** START OF RECORDS SHOWN **

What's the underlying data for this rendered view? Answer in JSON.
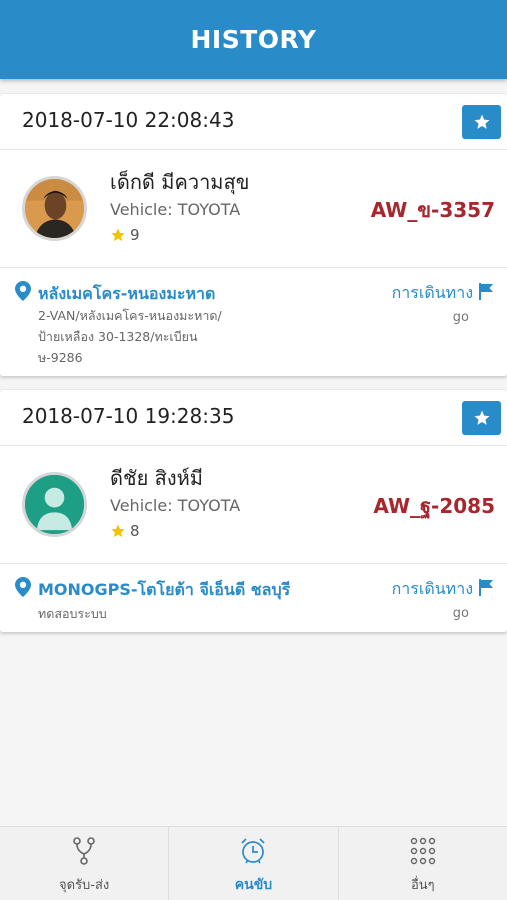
{
  "header": {
    "title": "HISTORY"
  },
  "colors": {
    "primary": "#2a8bc9",
    "plate": "#a8262d",
    "star": "#f3c300"
  },
  "history": [
    {
      "datetime": "2018-07-10 22:08:43",
      "driver_name": "เด็กดี มีความสุข",
      "vehicle": "Vehicle: TOYOTA",
      "rating": "9",
      "plate": "AW_ข-3357",
      "place_name": "หลังเมคโคร-หนองมะหาด",
      "place_desc": "2-VAN/หลังเมคโคร-หนองมะหาด/ป้ายเหลือง 30-1328/ทะเบียน ษ-9286",
      "trip_label": "การเดินทาง",
      "trip_status": "go",
      "avatar": "photo"
    },
    {
      "datetime": "2018-07-10 19:28:35",
      "driver_name": "ดีชัย สิงห์มี",
      "vehicle": "Vehicle: TOYOTA",
      "rating": "8",
      "plate": "AW_ฐ-2085",
      "place_name": "MONOGPS-โตโยต้า จีเอ็นดี ชลบุรี",
      "place_desc": "ทดสอบระบบ",
      "trip_label": "การเดินทาง",
      "trip_status": "go",
      "avatar": "default-user-icon"
    }
  ],
  "tabs": [
    {
      "label": "จุดรับ-ส่ง",
      "icon": "route-icon",
      "active": false
    },
    {
      "label": "คนขับ",
      "icon": "alarm-clock-icon",
      "active": true
    },
    {
      "label": "อื่นๆ",
      "icon": "grid-dots-icon",
      "active": false
    }
  ]
}
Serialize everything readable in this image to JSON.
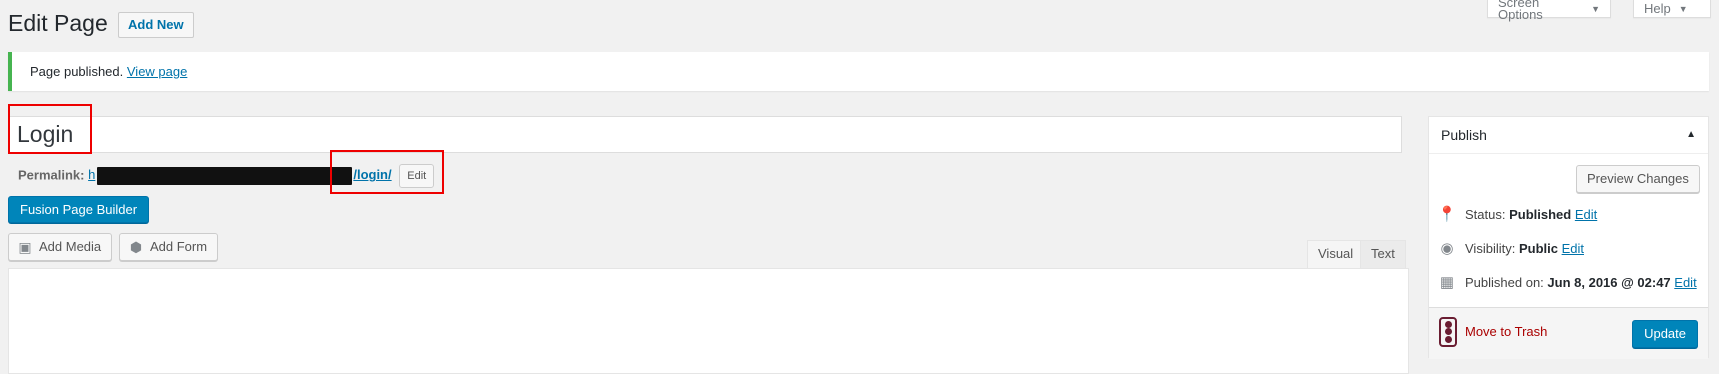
{
  "header": {
    "title": "Edit Page",
    "add_new": "Add New",
    "screen_options": "Screen Options",
    "help": "Help"
  },
  "notice": {
    "text": "Page published.",
    "link": "View page"
  },
  "editor": {
    "title_value": "Login",
    "permalink_label": "Permalink:",
    "permalink_prefix": "h",
    "permalink_suffix": "/login/",
    "permalink_edit": "Edit",
    "fusion_button": "Fusion Page Builder",
    "add_media": "Add Media",
    "add_form": "Add Form",
    "tab_visual": "Visual",
    "tab_text": "Text"
  },
  "publish": {
    "heading": "Publish",
    "preview_button": "Preview Changes",
    "status_label": "Status:",
    "status_value": "Published",
    "visibility_label": "Visibility:",
    "visibility_value": "Public",
    "published_label": "Published on:",
    "published_value": "Jun 8, 2016 @ 02:47",
    "edit_link": "Edit",
    "move_to_trash": "Move to Trash",
    "update_button": "Update"
  },
  "colors": {
    "accent": "#0085ba",
    "link": "#0073aa",
    "notice_border": "#46b450",
    "trash": "#a00",
    "annotation": "#e00"
  }
}
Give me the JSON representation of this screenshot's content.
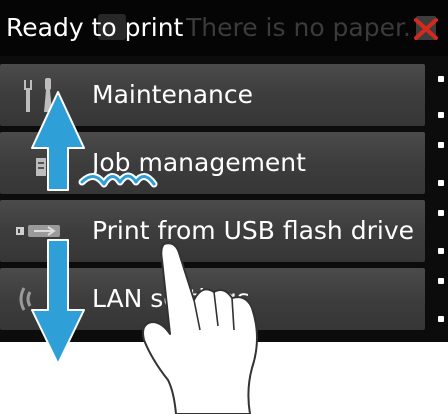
{
  "status_bar": {
    "title": "Ready to print",
    "background_message": "There is no paper.",
    "alert_icon": "no-paper-alert-icon"
  },
  "menu": {
    "items": [
      {
        "label": "Maintenance",
        "icon": "maintenance-tools-icon"
      },
      {
        "label": "Job management",
        "icon": "job-management-icon"
      },
      {
        "label": "Print from USB flash drive",
        "icon": "usb-flash-drive-icon"
      },
      {
        "label": "LAN settings",
        "icon": "lan-settings-icon"
      }
    ]
  },
  "gesture": {
    "icons": [
      "scroll-up-arrow-icon",
      "scroll-down-arrow-icon",
      "tap-gesture-icon",
      "pointing-hand-icon"
    ]
  },
  "colors": {
    "screen_background": "#0c0c0c",
    "menu_item": "#3d3d3d",
    "text": "#ffffff",
    "arrow_blue": "#2f9fd8",
    "alert_red": "#d42a1c"
  }
}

** END OF RECORDS SHOWN **

WHAT YOU HAVE TO DO » Reproduce all the records verbatim, excluding images.

COMPLETED EXERCISE »
What's the underlying data for this rendered view? Answer in JSON.
{
  "header": {
    "title": "HISTORY"
  },
  "colors": {
    "primary": "#2a8bc9",
    "plate": "#a8262d",
    "star": "#f3c300"
  },
  "history": [
    {
      "datetime": "2018-07-10 22:08:43",
      "driver_name": "เด็กดี มีความสุข",
      "vehicle": "Vehicle: TOYOTA",
      "rating": "9",
      "plate": "AW_ข-3357",
      "place_name": "หลังเมคโคร-หนองมะหาด",
      "place_desc": "2-VAN/หลังเมคโคร-หนองมะหาด/ป้ายเหลือง 30-1328/ทะเบียน ษ-9286",
      "trip_label": "การเดินทาง",
      "trip_status": "go",
      "avatar": "photo"
    },
    {
      "datetime": "2018-07-10 19:28:35",
      "driver_name": "ดีชัย สิงห์มี",
      "vehicle": "Vehicle: TOYOTA",
      "rating": "8",
      "plate": "AW_ฐ-2085",
      "place_name": "MONOGPS-โตโยต้า จีเอ็นดี ชลบุรี",
      "place_desc": "ทดสอบระบบ",
      "trip_label": "การเดินทาง",
      "trip_status": "go",
      "avatar": "default-user-icon"
    }
  ],
  "tabs": [
    {
      "label": "จุดรับ-ส่ง",
      "icon": "route-icon",
      "active": false
    },
    {
      "label": "คนขับ",
      "icon": "alarm-clock-icon",
      "active": true
    },
    {
      "label": "อื่นๆ",
      "icon": "grid-dots-icon",
      "active": false
    }
  ]
}
Serialize everything readable in this image to JSON.
{
  "header": {
    "title": "Edit Page",
    "add_new": "Add New",
    "screen_options": "Screen Options",
    "help": "Help"
  },
  "notice": {
    "text": "Page published.",
    "link": "View page"
  },
  "editor": {
    "title_value": "Login",
    "permalink_label": "Permalink:",
    "permalink_prefix": "h",
    "permalink_suffix": "/login/",
    "permalink_edit": "Edit",
    "fusion_button": "Fusion Page Builder",
    "add_media": "Add Media",
    "add_form": "Add Form",
    "tab_visual": "Visual",
    "tab_text": "Text"
  },
  "publish": {
    "heading": "Publish",
    "preview_button": "Preview Changes",
    "status_label": "Status:",
    "status_value": "Published",
    "visibility_label": "Visibility:",
    "visibility_value": "Public",
    "published_label": "Published on:",
    "published_value": "Jun 8, 2016 @ 02:47",
    "edit_link": "Edit",
    "move_to_trash": "Move to Trash",
    "update_button": "Update"
  },
  "colors": {
    "accent": "#0085ba",
    "link": "#0073aa",
    "notice_border": "#46b450",
    "trash": "#a00",
    "annotation": "#e00"
  }
}
Give me the JSON representation of this screenshot's content.
{
  "status_bar": {
    "title": "Ready to print",
    "background_message": "There is no paper.",
    "alert_icon": "no-paper-alert-icon"
  },
  "menu": {
    "items": [
      {
        "label": "Maintenance",
        "icon": "maintenance-tools-icon"
      },
      {
        "label": "Job management",
        "icon": "job-management-icon"
      },
      {
        "label": "Print from USB flash drive",
        "icon": "usb-flash-drive-icon"
      },
      {
        "label": "LAN settings",
        "icon": "lan-settings-icon"
      }
    ]
  },
  "gesture": {
    "icons": [
      "scroll-up-arrow-icon",
      "scroll-down-arrow-icon",
      "tap-gesture-icon",
      "pointing-hand-icon"
    ]
  },
  "colors": {
    "screen_background": "#0c0c0c",
    "menu_item": "#3d3d3d",
    "text": "#ffffff",
    "arrow_blue": "#2f9fd8",
    "alert_red": "#d42a1c"
  }
}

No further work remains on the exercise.